[Exercise goal] Print all of the lines exactly. Any picture among them stays out.

[Records for the exercise]

★ ★ ★ ★ ★

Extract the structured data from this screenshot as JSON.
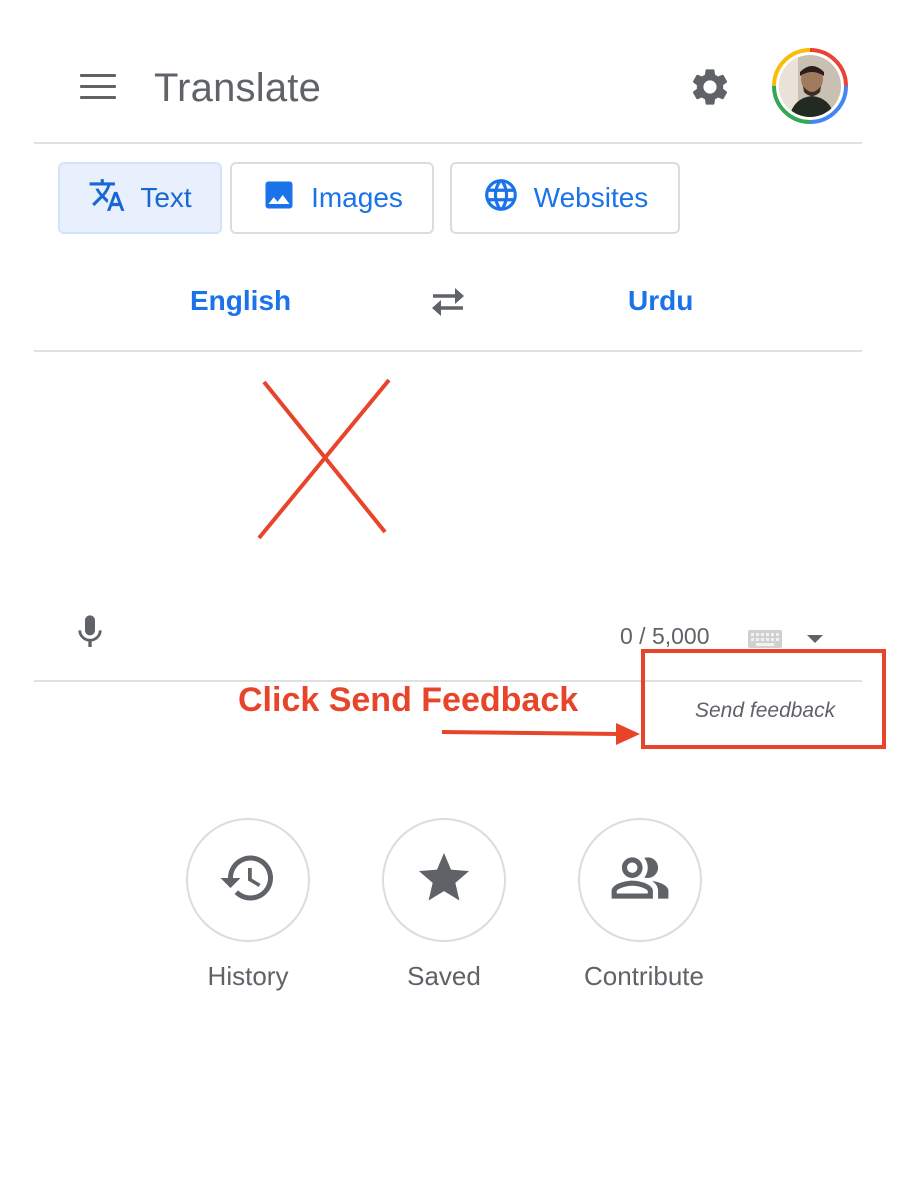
{
  "header": {
    "title": "Translate",
    "menu_icon": "hamburger-menu-icon",
    "settings_icon": "gear-icon",
    "avatar_icon": "user-avatar"
  },
  "tabs": [
    {
      "label": "Text",
      "icon": "translate-icon",
      "active": true
    },
    {
      "label": "Images",
      "icon": "image-icon",
      "active": false
    },
    {
      "label": "Websites",
      "icon": "globe-icon",
      "active": false
    }
  ],
  "languages": {
    "source": "English",
    "target": "Urdu",
    "swap_icon": "swap-arrows-icon"
  },
  "input": {
    "value": "",
    "char_count": "0 / 5,000",
    "mic_icon": "microphone-icon",
    "keyboard_icon": "keyboard-icon",
    "dropdown_icon": "caret-down-icon"
  },
  "annotation": {
    "text": "Click Send Feedback",
    "color": "#e8442a"
  },
  "feedback": {
    "label": "Send feedback"
  },
  "actions": [
    {
      "label": "History",
      "icon": "history-icon"
    },
    {
      "label": "Saved",
      "icon": "star-icon"
    },
    {
      "label": "Contribute",
      "icon": "people-icon"
    }
  ],
  "colors": {
    "accent": "#1a73e8",
    "active_tab_bg": "#e8f0fe",
    "icon_gray": "#5f6368",
    "annotation_red": "#e8442a"
  }
}
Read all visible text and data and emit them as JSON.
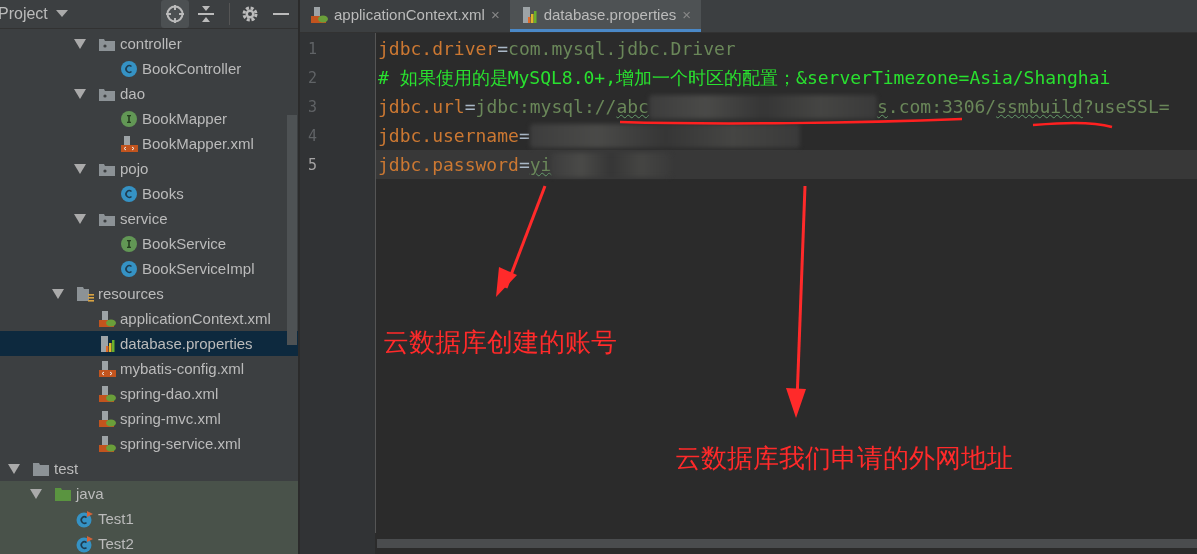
{
  "project_panel": {
    "title": "Project",
    "tree": [
      {
        "children": [
          {
            "children": [
              {
                "children": [
                  {
                    "label": "controller",
                    "kind": "package",
                    "expanded": true,
                    "selected": false,
                    "children": [
                      {
                        "label": "BookController",
                        "kind": "class",
                        "selected": false
                      }
                    ]
                  },
                  {
                    "label": "dao",
                    "kind": "package",
                    "expanded": true,
                    "selected": false,
                    "children": [
                      {
                        "label": "BookMapper",
                        "kind": "interface",
                        "selected": false
                      },
                      {
                        "label": "BookMapper.xml",
                        "kind": "xml",
                        "selected": false
                      }
                    ]
                  },
                  {
                    "label": "pojo",
                    "kind": "package",
                    "expanded": true,
                    "selected": false,
                    "children": [
                      {
                        "label": "Books",
                        "kind": "class",
                        "selected": false
                      }
                    ]
                  },
                  {
                    "label": "service",
                    "kind": "package",
                    "expanded": true,
                    "selected": false,
                    "children": [
                      {
                        "label": "BookService",
                        "kind": "interface",
                        "selected": false
                      },
                      {
                        "label": "BookServiceImpl",
                        "kind": "class",
                        "selected": false
                      }
                    ]
                  }
                ]
              },
              {
                "label": "resources",
                "kind": "resources",
                "expanded": true,
                "selected": false,
                "children": [
                  {
                    "label": "applicationContext.xml",
                    "kind": "spring-xml",
                    "selected": false
                  },
                  {
                    "label": "database.properties",
                    "kind": "properties",
                    "selected": true
                  },
                  {
                    "label": "mybatis-config.xml",
                    "kind": "xml",
                    "selected": false
                  },
                  {
                    "label": "spring-dao.xml",
                    "kind": "spring-xml",
                    "selected": false
                  },
                  {
                    "label": "spring-mvc.xml",
                    "kind": "spring-xml",
                    "selected": false
                  },
                  {
                    "label": "spring-service.xml",
                    "kind": "spring-xml",
                    "selected": false
                  }
                ]
              }
            ]
          }
        ]
      },
      {
        "label": "test",
        "kind": "folder",
        "expanded": true,
        "selected": false,
        "children": [
          {
            "label": "java",
            "kind": "test-source",
            "expanded": true,
            "selected": false,
            "children": [
              {
                "label": "Test1",
                "kind": "test-class",
                "selected": false
              },
              {
                "label": "Test2",
                "kind": "test-class",
                "selected": false
              }
            ]
          }
        ]
      }
    ]
  },
  "tabs": [
    {
      "label": "applicationContext.xml",
      "kind": "spring-xml",
      "selected": false,
      "close": "×"
    },
    {
      "label": "database.properties",
      "kind": "properties",
      "selected": true,
      "close": "×"
    }
  ],
  "editor": {
    "lines": [
      {
        "number": "1",
        "current": false,
        "segments": [
          {
            "kind": "key",
            "text": "jdbc.driver"
          },
          {
            "kind": "op",
            "text": "="
          },
          {
            "kind": "value",
            "text": "com.mysql.jdbc.Driver"
          }
        ]
      },
      {
        "number": "2",
        "current": false,
        "segments": [
          {
            "kind": "comment",
            "text": "# 如果使用的是MySQL8.0+,增加一个时区的配置；&serverTimezone=Asia/Shanghai"
          }
        ]
      },
      {
        "number": "3",
        "current": false,
        "segments": [
          {
            "kind": "key",
            "text": "jdbc.url"
          },
          {
            "kind": "op",
            "text": "="
          },
          {
            "kind": "value",
            "text": "jdbc:mysql://"
          },
          {
            "kind": "value",
            "text": "abc",
            "typo": true
          },
          {
            "kind": "redacted"
          },
          {
            "kind": "value",
            "text": "s",
            "typo": true
          },
          {
            "kind": "value",
            "text": ".com:3306/"
          },
          {
            "kind": "value",
            "text": "ssmbuild",
            "typo": true
          },
          {
            "kind": "value",
            "text": "?useSSL="
          }
        ]
      },
      {
        "number": "4",
        "current": false,
        "segments": [
          {
            "kind": "key",
            "text": "jdbc.username"
          },
          {
            "kind": "op",
            "text": "="
          },
          {
            "kind": "redacted"
          }
        ]
      },
      {
        "number": "5",
        "current": true,
        "segments": [
          {
            "kind": "key",
            "text": "jdbc.password"
          },
          {
            "kind": "op",
            "text": "="
          },
          {
            "kind": "value",
            "text": "yi",
            "typo": true
          },
          {
            "kind": "redacted"
          }
        ]
      }
    ]
  },
  "annotations": [
    {
      "text": "云数据库创建的账号"
    },
    {
      "text": "云数据库我们申请的外网地址"
    }
  ]
}
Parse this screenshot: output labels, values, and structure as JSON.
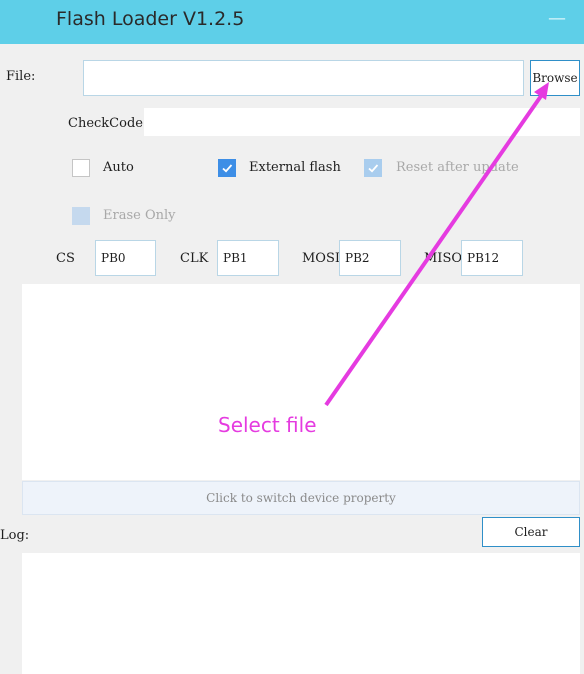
{
  "window": {
    "title": "Flash Loader V1.2.5",
    "minimize_glyph": "—"
  },
  "file": {
    "label": "File:",
    "value": "",
    "browse_label": "Browse"
  },
  "checkcode": {
    "label": "CheckCode",
    "value": ""
  },
  "options": {
    "auto": {
      "label": "Auto",
      "checked": false
    },
    "external_flash": {
      "label": "External flash",
      "checked": true
    },
    "reset_after_update": {
      "label": "Reset after update",
      "checked": true,
      "disabled": true
    },
    "erase_only": {
      "label": "Erase Only",
      "checked": false,
      "disabled": true
    }
  },
  "pins": {
    "cs": {
      "label": "CS",
      "value": "PB0"
    },
    "clk": {
      "label": "CLK",
      "value": "PB1"
    },
    "mosi": {
      "label": "MOSI",
      "value": "PB2"
    },
    "miso": {
      "label": "MISO",
      "value": "PB12"
    }
  },
  "device": {
    "switch_label": "Click to switch device property"
  },
  "log": {
    "label": "Log:",
    "clear_label": "Clear"
  },
  "annotation": {
    "text": "Select file",
    "color": "#e53be0"
  },
  "colors": {
    "titlebar": "#5ecfe8",
    "accent": "#3d8ee6",
    "button_border": "#2f8fc8"
  }
}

★ ★ ★ ★ ★

[Reply]
Extract the structured data from this screenshot as JSON.
{
  "header": {
    "title": "Translate",
    "menu_icon": "hamburger-menu-icon",
    "settings_icon": "gear-icon",
    "avatar_icon": "user-avatar"
  },
  "tabs": [
    {
      "label": "Text",
      "icon": "translate-icon",
      "active": true
    },
    {
      "label": "Images",
      "icon": "image-icon",
      "active": false
    },
    {
      "label": "Websites",
      "icon": "globe-icon",
      "active": false
    }
  ],
  "languages": {
    "source": "English",
    "target": "Urdu",
    "swap_icon": "swap-arrows-icon"
  },
  "input": {
    "value": "",
    "char_count": "0 / 5,000",
    "mic_icon": "microphone-icon",
    "keyboard_icon": "keyboard-icon",
    "dropdown_icon": "caret-down-icon"
  },
  "annotation": {
    "text": "Click Send Feedback",
    "color": "#e8442a"
  },
  "feedback": {
    "label": "Send feedback"
  },
  "actions": [
    {
      "label": "History",
      "icon": "history-icon"
    },
    {
      "label": "Saved",
      "icon": "star-icon"
    },
    {
      "label": "Contribute",
      "icon": "people-icon"
    }
  ],
  "colors": {
    "accent": "#1a73e8",
    "active_tab_bg": "#e8f0fe",
    "icon_gray": "#5f6368",
    "annotation_red": "#e8442a"
  }
}
Read all visible text and data and emit them as JSON.
{
  "project_panel": {
    "title": "Project",
    "tree": [
      {
        "children": [
          {
            "children": [
              {
                "children": [
                  {
                    "label": "controller",
                    "kind": "package",
                    "expanded": true,
                    "selected": false,
                    "children": [
                      {
                        "label": "BookController",
                        "kind": "class",
                        "selected": false
                      }
                    ]
                  },
                  {
                    "label": "dao",
                    "kind": "package",
                    "expanded": true,
                    "selected": false,
                    "children": [
                      {
                        "label": "BookMapper",
                        "kind": "interface",
                        "selected": false
                      },
                      {
                        "label": "BookMapper.xml",
                        "kind": "xml",
                        "selected": false
                      }
                    ]
                  },
                  {
                    "label": "pojo",
                    "kind": "package",
                    "expanded": true,
                    "selected": false,
                    "children": [
                      {
                        "label": "Books",
                        "kind": "class",
                        "selected": false
                      }
                    ]
                  },
                  {
                    "label": "service",
                    "kind": "package",
                    "expanded": true,
                    "selected": false,
                    "children": [
                      {
                        "label": "BookService",
                        "kind": "interface",
                        "selected": false
                      },
                      {
                        "label": "BookServiceImpl",
                        "kind": "class",
                        "selected": false
                      }
                    ]
                  }
                ]
              },
              {
                "label": "resources",
                "kind": "resources",
                "expanded": true,
                "selected": false,
                "children": [
                  {
                    "label": "applicationContext.xml",
                    "kind": "spring-xml",
                    "selected": false
                  },
                  {
                    "label": "database.properties",
                    "kind": "properties",
                    "selected": true
                  },
                  {
                    "label": "mybatis-config.xml",
                    "kind": "xml",
                    "selected": false
                  },
                  {
                    "label": "spring-dao.xml",
                    "kind": "spring-xml",
                    "selected": false
                  },
                  {
                    "label": "spring-mvc.xml",
                    "kind": "spring-xml",
                    "selected": false
                  },
                  {
                    "label": "spring-service.xml",
                    "kind": "spring-xml",
                    "selected": false
                  }
                ]
              }
            ]
          }
        ]
      },
      {
        "label": "test",
        "kind": "folder",
        "expanded": true,
        "selected": false,
        "children": [
          {
            "label": "java",
            "kind": "test-source",
            "expanded": true,
            "selected": false,
            "children": [
              {
                "label": "Test1",
                "kind": "test-class",
                "selected": false
              },
              {
                "label": "Test2",
                "kind": "test-class",
                "selected": false
              }
            ]
          }
        ]
      }
    ]
  },
  "tabs": [
    {
      "label": "applicationContext.xml",
      "kind": "spring-xml",
      "selected": false,
      "close": "×"
    },
    {
      "label": "database.properties",
      "kind": "properties",
      "selected": true,
      "close": "×"
    }
  ],
  "editor": {
    "lines": [
      {
        "number": "1",
        "current": false,
        "segments": [
          {
            "kind": "key",
            "text": "jdbc.driver"
          },
          {
            "kind": "op",
            "text": "="
          },
          {
            "kind": "value",
            "text": "com.mysql.jdbc.Driver"
          }
        ]
      },
      {
        "number": "2",
        "current": false,
        "segments": [
          {
            "kind": "comment",
            "text": "# 如果使用的是MySQL8.0+,增加一个时区的配置；&serverTimezone=Asia/Shanghai"
          }
        ]
      },
      {
        "number": "3",
        "current": false,
        "segments": [
          {
            "kind": "key",
            "text": "jdbc.url"
          },
          {
            "kind": "op",
            "text": "="
          },
          {
            "kind": "value",
            "text": "jdbc:mysql://"
          },
          {
            "kind": "value",
            "text": "abc",
            "typo": true
          },
          {
            "kind": "redacted"
          },
          {
            "kind": "value",
            "text": "s",
            "typo": true
          },
          {
            "kind": "value",
            "text": ".com:3306/"
          },
          {
            "kind": "value",
            "text": "ssmbuild",
            "typo": true
          },
          {
            "kind": "value",
            "text": "?useSSL="
          }
        ]
      },
      {
        "number": "4",
        "current": false,
        "segments": [
          {
            "kind": "key",
            "text": "jdbc.username"
          },
          {
            "kind": "op",
            "text": "="
          },
          {
            "kind": "redacted"
          }
        ]
      },
      {
        "number": "5",
        "current": true,
        "segments": [
          {
            "kind": "key",
            "text": "jdbc.password"
          },
          {
            "kind": "op",
            "text": "="
          },
          {
            "kind": "value",
            "text": "yi",
            "typo": true
          },
          {
            "kind": "redacted"
          }
        ]
      }
    ]
  },
  "annotations": [
    {
      "text": "云数据库创建的账号"
    },
    {
      "text": "云数据库我们申请的外网地址"
    }
  ]
}
Parse this screenshot: output labels, values, and structure as JSON.
{
  "window": {
    "title": "Flash Loader V1.2.5",
    "minimize_glyph": "—"
  },
  "file": {
    "label": "File:",
    "value": "",
    "browse_label": "Browse"
  },
  "checkcode": {
    "label": "CheckCode",
    "value": ""
  },
  "options": {
    "auto": {
      "label": "Auto",
      "checked": false
    },
    "external_flash": {
      "label": "External flash",
      "checked": true
    },
    "reset_after_update": {
      "label": "Reset after update",
      "checked": true,
      "disabled": true
    },
    "erase_only": {
      "label": "Erase Only",
      "checked": false,
      "disabled": true
    }
  },
  "pins": {
    "cs": {
      "label": "CS",
      "value": "PB0"
    },
    "clk": {
      "label": "CLK",
      "value": "PB1"
    },
    "mosi": {
      "label": "MOSI",
      "value": "PB2"
    },
    "miso": {
      "label": "MISO",
      "value": "PB12"
    }
  },
  "device": {
    "switch_label": "Click to switch device property"
  },
  "log": {
    "label": "Log:",
    "clear_label": "Clear"
  },
  "annotation": {
    "text": "Select file",
    "color": "#e53be0"
  },
  "colors": {
    "titlebar": "#5ecfe8",
    "accent": "#3d8ee6",
    "button_border": "#2f8fc8"
  }
}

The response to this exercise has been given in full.